[Required task] Every record below is to be retyped exactly.

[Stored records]
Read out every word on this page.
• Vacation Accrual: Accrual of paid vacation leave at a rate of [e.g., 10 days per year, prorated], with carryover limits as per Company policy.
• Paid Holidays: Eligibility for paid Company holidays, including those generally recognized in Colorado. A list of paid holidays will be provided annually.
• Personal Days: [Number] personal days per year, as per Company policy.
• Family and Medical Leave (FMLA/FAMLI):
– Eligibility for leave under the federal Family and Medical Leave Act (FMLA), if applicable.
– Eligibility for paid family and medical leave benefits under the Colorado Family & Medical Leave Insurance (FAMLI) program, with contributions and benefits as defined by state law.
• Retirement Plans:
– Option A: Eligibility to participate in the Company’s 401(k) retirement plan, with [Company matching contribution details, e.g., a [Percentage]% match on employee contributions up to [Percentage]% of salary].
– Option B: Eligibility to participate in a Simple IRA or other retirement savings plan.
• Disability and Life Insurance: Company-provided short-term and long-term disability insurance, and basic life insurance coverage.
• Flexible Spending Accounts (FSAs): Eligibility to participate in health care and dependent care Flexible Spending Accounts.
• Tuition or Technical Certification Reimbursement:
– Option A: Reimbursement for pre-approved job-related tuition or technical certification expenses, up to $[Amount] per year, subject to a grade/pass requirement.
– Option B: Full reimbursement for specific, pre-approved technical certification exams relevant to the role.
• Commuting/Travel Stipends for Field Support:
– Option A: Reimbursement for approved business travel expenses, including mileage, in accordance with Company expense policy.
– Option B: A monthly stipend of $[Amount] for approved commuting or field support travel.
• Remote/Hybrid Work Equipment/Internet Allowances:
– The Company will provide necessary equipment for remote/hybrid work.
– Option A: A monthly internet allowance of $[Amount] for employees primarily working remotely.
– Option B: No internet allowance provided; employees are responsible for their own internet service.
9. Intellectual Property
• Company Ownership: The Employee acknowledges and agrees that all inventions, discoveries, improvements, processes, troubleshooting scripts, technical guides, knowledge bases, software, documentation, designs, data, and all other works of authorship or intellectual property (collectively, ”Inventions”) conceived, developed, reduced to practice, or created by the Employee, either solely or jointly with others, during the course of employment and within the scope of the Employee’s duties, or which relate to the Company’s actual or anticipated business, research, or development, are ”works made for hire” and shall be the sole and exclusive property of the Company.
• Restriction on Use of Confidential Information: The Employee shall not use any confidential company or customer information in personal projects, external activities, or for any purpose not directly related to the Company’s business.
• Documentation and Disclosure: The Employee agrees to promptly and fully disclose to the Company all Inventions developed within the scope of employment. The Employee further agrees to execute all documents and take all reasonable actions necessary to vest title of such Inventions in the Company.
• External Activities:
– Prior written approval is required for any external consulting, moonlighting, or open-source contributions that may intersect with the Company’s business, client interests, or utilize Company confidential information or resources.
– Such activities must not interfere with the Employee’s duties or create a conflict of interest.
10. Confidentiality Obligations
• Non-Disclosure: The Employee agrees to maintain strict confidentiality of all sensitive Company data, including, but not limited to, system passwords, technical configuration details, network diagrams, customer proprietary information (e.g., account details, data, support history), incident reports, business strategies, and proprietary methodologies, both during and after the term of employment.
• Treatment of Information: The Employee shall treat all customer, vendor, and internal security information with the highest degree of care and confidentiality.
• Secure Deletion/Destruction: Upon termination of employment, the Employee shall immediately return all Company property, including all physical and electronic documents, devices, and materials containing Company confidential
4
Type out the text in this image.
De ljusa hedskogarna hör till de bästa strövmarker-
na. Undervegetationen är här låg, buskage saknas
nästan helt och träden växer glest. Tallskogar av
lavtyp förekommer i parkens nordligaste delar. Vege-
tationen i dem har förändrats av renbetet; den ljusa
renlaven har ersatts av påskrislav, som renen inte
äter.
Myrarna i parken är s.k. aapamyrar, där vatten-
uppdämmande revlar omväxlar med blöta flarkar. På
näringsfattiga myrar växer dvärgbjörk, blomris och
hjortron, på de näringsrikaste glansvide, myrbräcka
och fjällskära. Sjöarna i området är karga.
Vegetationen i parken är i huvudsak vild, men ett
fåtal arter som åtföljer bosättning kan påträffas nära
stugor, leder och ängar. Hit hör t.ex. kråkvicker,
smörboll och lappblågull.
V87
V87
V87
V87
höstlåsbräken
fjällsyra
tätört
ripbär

[Worked solution]
Read out every word on this page.
• Vacation Accrual: Accrual of paid vacation leave at a rate of [e.g., 10 days per year, prorated], with carryover limits as per Company policy.
• Paid Holidays: Eligibility for paid Company holidays, including those generally recognized in Colorado. A list of paid holidays will be provided annually.
• Personal Days: [Number] personal days per year, as per Company policy.
• Family and Medical Leave (FMLA/FAMLI):
– Eligibility for leave under the federal Family and Medical Leave Act (FMLA), if applicable.
– Eligibility for paid family and medical leave benefits under the Colorado Family & Medical Leave Insurance (FAMLI) program, with contributions and benefits as defined by state law.
• Retirement Plans:
– Option A: Eligibility to participate in the Company’s 401(k) retirement plan, with [Company matching contribution details, e.g., a [Percentage]% match on employee contributions up to [Percentage]% of salary].
– Option B: Eligibility to participate in a Simple IRA or other retirement savings plan.
• Disability and Life Insurance: Company-provided short-term and long-term disability insurance, and basic life insurance coverage.
• Flexible Spending Accounts (FSAs): Eligibility to participate in health care and dependent care Flexible Spending Accounts.
• Tuition or Technical Certification Reimbursement:
– Option A: Reimbursement for pre-approved job-related tuition or technical certification expenses, up to $[Amount] per year, subject to a grade/pass requirement.
– Option B: Full reimbursement for specific, pre-approved technical certification exams relevant to the role.
• Commuting/Travel Stipends for Field Support:
– Option A: Reimbursement for approved business travel expenses, including mileage, in accordance with Company expense policy.
– Option B: A monthly stipend of $[Amount] for approved commuting or field support travel.
• Remote/Hybrid Work Equipment/Internet Allowances:
– The Company will provide necessary equipment for remote/hybrid work.
– Option A: A monthly internet allowance of $[Amount] for employees primarily working remotely.
– Option B: No internet allowance provided; employees are responsible for their own internet service.
9. Intellectual Property
• Company Ownership: The Employee acknowledges and agrees that all inventions, discoveries, improvements, processes, troubleshooting scripts, technical guides, knowledge bases, software, documentation, designs, data, and all other works of authorship or intellectual property (collectively, ”Inventions”) conceived, developed, reduced to practice, or created by the Employee, either solely or jointly with others, during the course of employment and within the scope of the Employee’s duties, or which relate to the Company’s actual or anticipated business, research, or development, are ”works made for hire” and shall be the sole and exclusive property of the Company.
• Restriction on Use of Confidential Information: The Employee shall not use any confidential company or customer information in personal projects, external activities, or for any purpose not directly related to the Company’s business.
• Documentation and Disclosure: The Employee agrees to promptly and fully disclose to the Company all Inventions developed within the scope of employment. The Employee further agrees to execute all documents and take all reasonable actions necessary to vest title of such Inventions in the Company.
• External Activities:
– Prior written approval is required for any external consulting, moonlighting, or open-source contributions that may intersect with the Company’s business, client interests, or utilize Company confidential information or resources.
– Such activities must not interfere with the Employee’s duties or create a conflict of interest.
10. Confidentiality Obligations
• Non-Disclosure: The Employee agrees to maintain strict confidentiality of all sensitive Company data, including, but not limited to, system passwords, technical configuration details, network diagrams, customer proprietary information (e.g., account details, data, support history), incident reports, business strategies, and proprietary methodologies, both during and after the term of employment.
• Treatment of Information: The Employee shall treat all customer, vendor, and internal security information with the highest degree of care and confidentiality.
• Secure Deletion/Destruction: Upon termination of employment, the Employee shall immediately return all Company property, including all physical and electronic documents, devices, and materials containing Company confidential
4
Type out the text in this image.
De ljusa hedskogarna hör till de bästa strövmarker-
na. Undervegetationen är här låg, buskage saknas
nästan helt och träden växer glest. Tallskogar av
lavtyp förekommer i parkens nordligaste delar. Vege-
tationen i dem har förändrats av renbetet; den ljusa
renlaven har ersatts av påskrislav, som renen inte
äter.
Myrarna i parken är s.k. aapamyrar, där vatten-
uppdämmande revlar omväxlar med blöta flarkar. På
näringsfattiga myrar växer dvärgbjörk, blomris och
hjortron, på de näringsrikaste glansvide, myrbräcka
och fjällskära. Sjöarna i området är karga.
Vegetationen i parken är i huvudsak vild, men ett
fåtal arter som åtföljer bosättning kan påträffas nära
stugor, leder och ängar. Hit hör t.ex. kråkvicker,
smörboll och lappblågull.
V87
V87
V87
V87
höstlåsbräken
fjällsyra
tätört
ripbär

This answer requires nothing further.